Problem details ▸
Please retype the records below exactly, leaving out any pictures.

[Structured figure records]
* * *

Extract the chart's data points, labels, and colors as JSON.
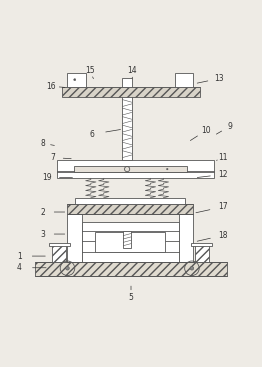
{
  "bg_color": "#eeebe5",
  "line_color": "#555555",
  "label_color": "#333333",
  "fig_width": 2.62,
  "fig_height": 3.67,
  "dpi": 100
}
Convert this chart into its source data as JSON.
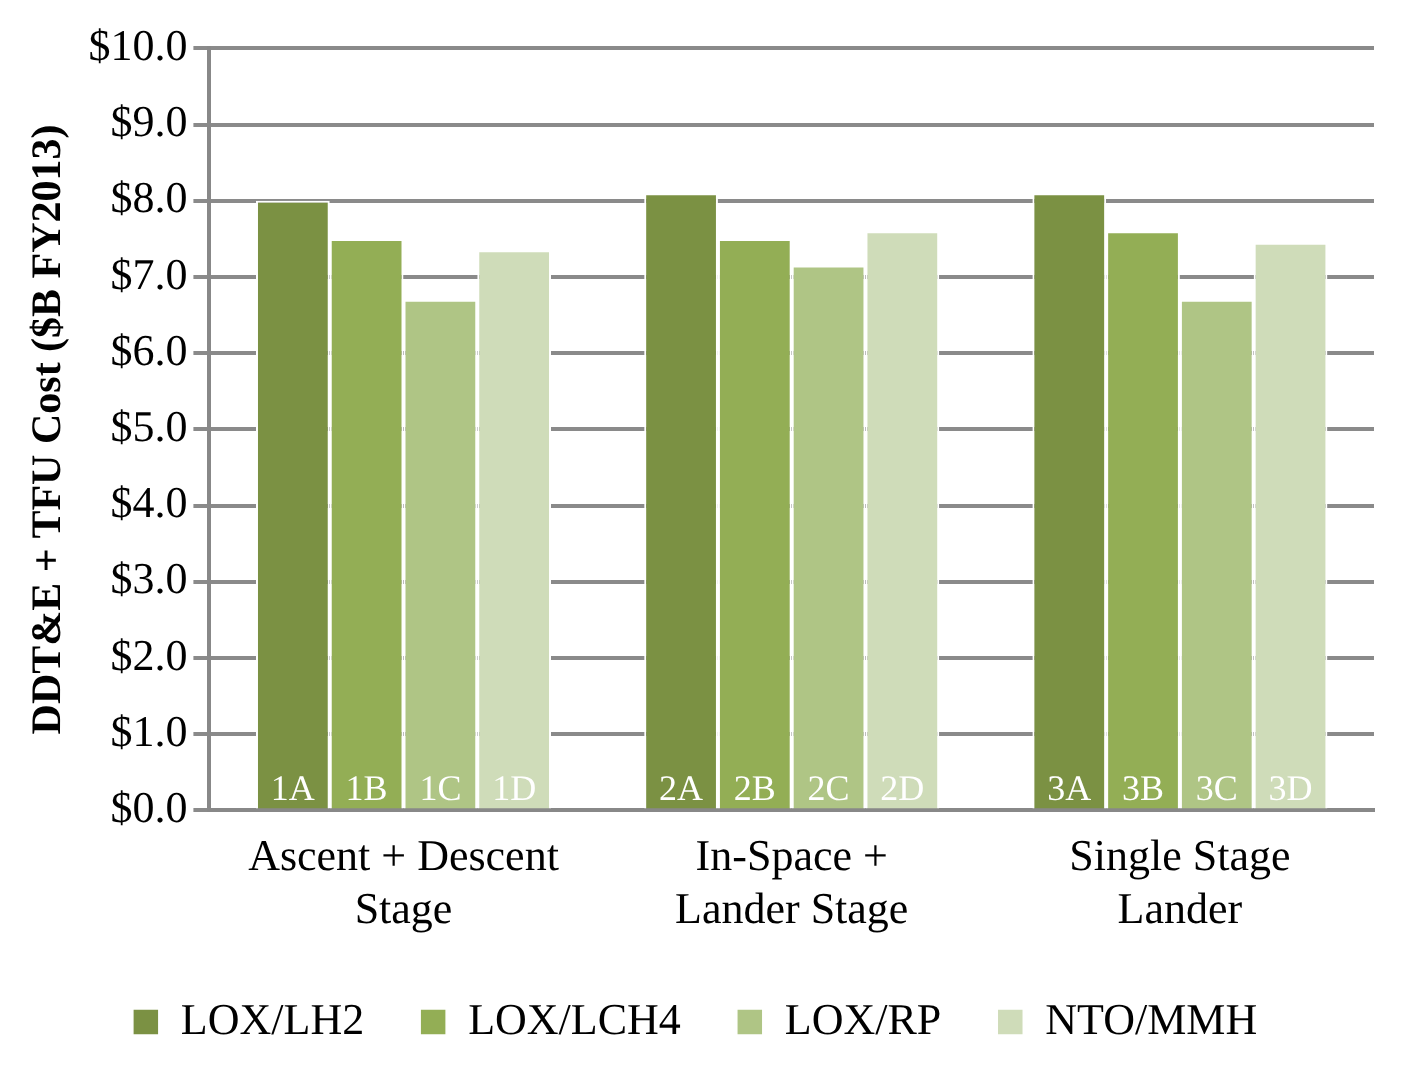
{
  "chart_data": {
    "type": "bar",
    "ylabel": "DDT&E + TFU Cost ($B FY2013)",
    "categories": [
      "Ascent + Descent Stage",
      "In-Space + Lander Stage",
      "Single Stage Lander"
    ],
    "series": [
      {
        "name": "LOX/LH2",
        "color": "#7b9143",
        "values": [
          8.0,
          8.1,
          8.1
        ]
      },
      {
        "name": "LOX/LCH4",
        "color": "#93ae55",
        "values": [
          7.5,
          7.5,
          7.6
        ]
      },
      {
        "name": "LOX/RP",
        "color": "#afc585",
        "values": [
          6.7,
          7.15,
          6.7
        ]
      },
      {
        "name": "NTO/MMH",
        "color": "#cfdcb9",
        "values": [
          7.35,
          7.6,
          7.45
        ]
      }
    ],
    "annotations": [
      {
        "text": "1A",
        "x": "Ascent + Descent Stage",
        "y": 0
      },
      {
        "text": "1B",
        "x": "Ascent + Descent Stage",
        "y": 0
      },
      {
        "text": "1C",
        "x": "Ascent + Descent Stage",
        "y": 0
      },
      {
        "text": "1D",
        "x": "Ascent + Descent Stage",
        "y": 0
      },
      {
        "text": "2A",
        "x": "In-Space + Lander Stage",
        "y": 0
      },
      {
        "text": "2B",
        "x": "In-Space + Lander Stage",
        "y": 0
      },
      {
        "text": "2C",
        "x": "In-Space + Lander Stage",
        "y": 0
      },
      {
        "text": "2D",
        "x": "In-Space + Lander Stage",
        "y": 0
      },
      {
        "text": "3A",
        "x": "Single Stage Lander",
        "y": 0
      },
      {
        "text": "3B",
        "x": "Single Stage Lander",
        "y": 0
      },
      {
        "text": "3C",
        "x": "Single Stage Lander",
        "y": 0
      },
      {
        "text": "3D",
        "x": "Single Stage Lander",
        "y": 0
      }
    ],
    "ylim": [
      0,
      10
    ],
    "yticks": [
      {
        "value": 0,
        "label": "$0.0"
      },
      {
        "value": 1,
        "label": "$1.0"
      },
      {
        "value": 2,
        "label": "$2.0"
      },
      {
        "value": 3,
        "label": "$3.0"
      },
      {
        "value": 4,
        "label": "$4.0"
      },
      {
        "value": 5,
        "label": "$5.0"
      },
      {
        "value": 6,
        "label": "$6.0"
      },
      {
        "value": 7,
        "label": "$7.0"
      },
      {
        "value": 8,
        "label": "$8.0"
      },
      {
        "value": 9,
        "label": "$9.0"
      },
      {
        "value": 10,
        "label": "$10.0"
      }
    ],
    "grid": "y",
    "legend": "bottom"
  }
}
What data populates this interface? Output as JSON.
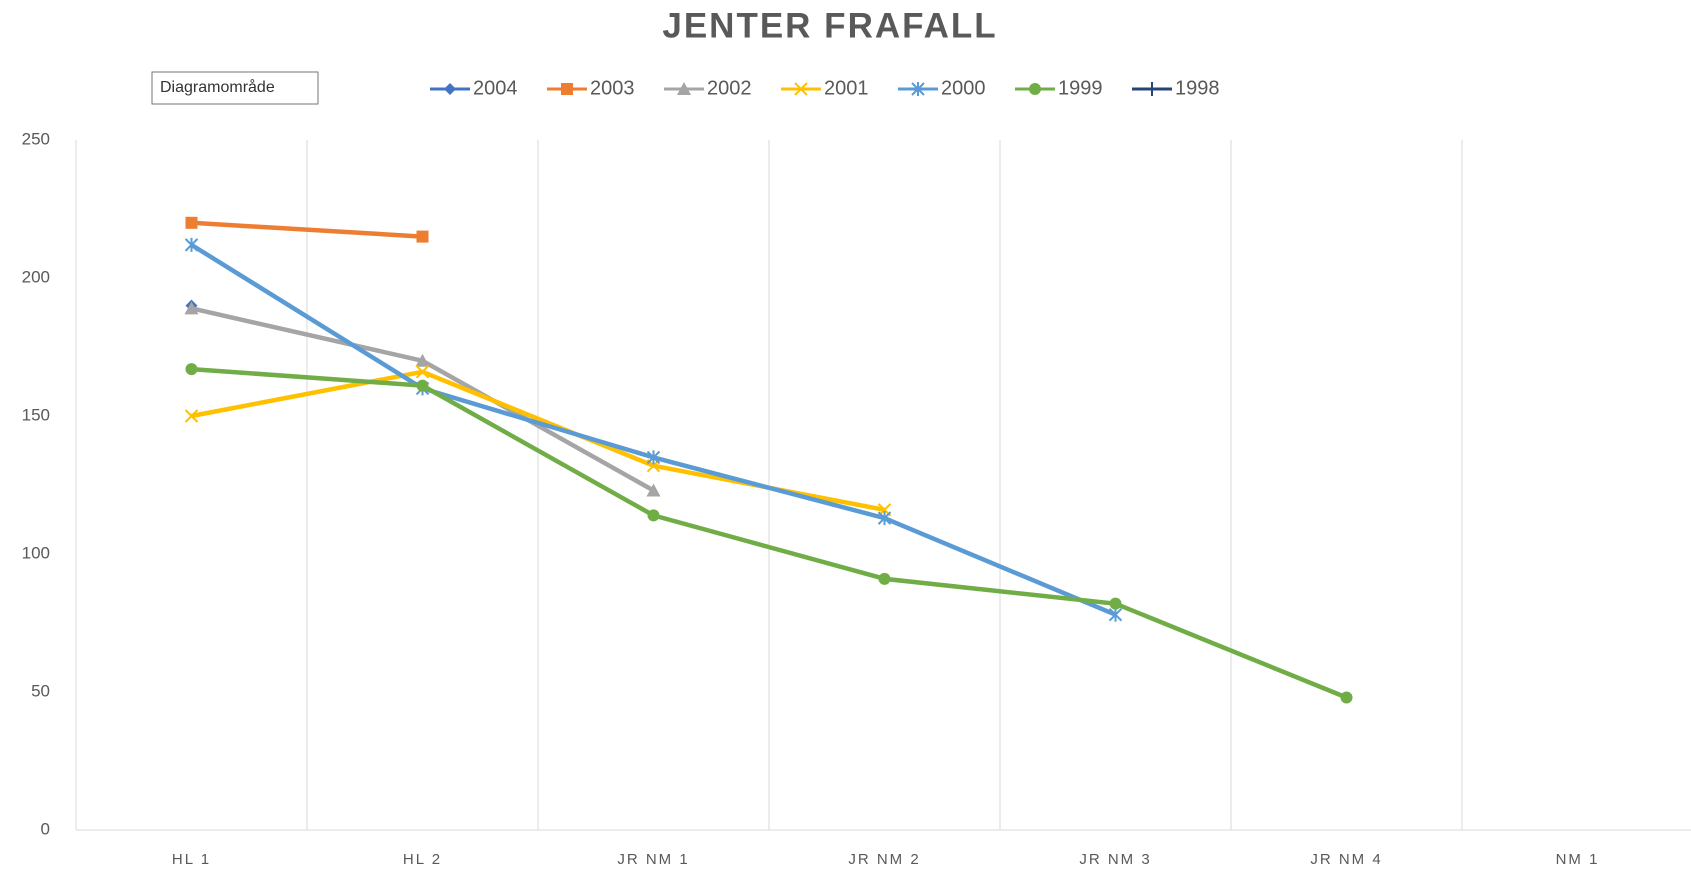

* * *

Answer to this problem ▸
Extract the chart's data points, labels, and colors as JSON.
{
  "bg_color": "#eeebe5",
  "line_color": "#555555",
  "label_color": "#333333",
  "fig_width": 2.62,
  "fig_height": 3.67,
  "dpi": 100
}
Convert this chart into its source data as JSON.
{
  "chart_data": {
    "type": "bar",
    "ylabel": "DDT&E + TFU Cost ($B FY2013)",
    "categories": [
      "Ascent + Descent Stage",
      "In-Space + Lander Stage",
      "Single Stage Lander"
    ],
    "series": [
      {
        "name": "LOX/LH2",
        "color": "#7b9143",
        "values": [
          8.0,
          8.1,
          8.1
        ]
      },
      {
        "name": "LOX/LCH4",
        "color": "#93ae55",
        "values": [
          7.5,
          7.5,
          7.6
        ]
      },
      {
        "name": "LOX/RP",
        "color": "#afc585",
        "values": [
          6.7,
          7.15,
          6.7
        ]
      },
      {
        "name": "NTO/MMH",
        "color": "#cfdcb9",
        "values": [
          7.35,
          7.6,
          7.45
        ]
      }
    ],
    "annotations": [
      {
        "text": "1A",
        "x": "Ascent + Descent Stage",
        "y": 0
      },
      {
        "text": "1B",
        "x": "Ascent + Descent Stage",
        "y": 0
      },
      {
        "text": "1C",
        "x": "Ascent + Descent Stage",
        "y": 0
      },
      {
        "text": "1D",
        "x": "Ascent + Descent Stage",
        "y": 0
      },
      {
        "text": "2A",
        "x": "In-Space + Lander Stage",
        "y": 0
      },
      {
        "text": "2B",
        "x": "In-Space + Lander Stage",
        "y": 0
      },
      {
        "text": "2C",
        "x": "In-Space + Lander Stage",
        "y": 0
      },
      {
        "text": "2D",
        "x": "In-Space + Lander Stage",
        "y": 0
      },
      {
        "text": "3A",
        "x": "Single Stage Lander",
        "y": 0
      },
      {
        "text": "3B",
        "x": "Single Stage Lander",
        "y": 0
      },
      {
        "text": "3C",
        "x": "Single Stage Lander",
        "y": 0
      },
      {
        "text": "3D",
        "x": "Single Stage Lander",
        "y": 0
      }
    ],
    "ylim": [
      0,
      10
    ],
    "yticks": [
      {
        "value": 0,
        "label": "$0.0"
      },
      {
        "value": 1,
        "label": "$1.0"
      },
      {
        "value": 2,
        "label": "$2.0"
      },
      {
        "value": 3,
        "label": "$3.0"
      },
      {
        "value": 4,
        "label": "$4.0"
      },
      {
        "value": 5,
        "label": "$5.0"
      },
      {
        "value": 6,
        "label": "$6.0"
      },
      {
        "value": 7,
        "label": "$7.0"
      },
      {
        "value": 8,
        "label": "$8.0"
      },
      {
        "value": 9,
        "label": "$9.0"
      },
      {
        "value": 10,
        "label": "$10.0"
      }
    ],
    "grid": "y",
    "legend": "bottom"
  }
}
What data populates this interface? Output as JSON.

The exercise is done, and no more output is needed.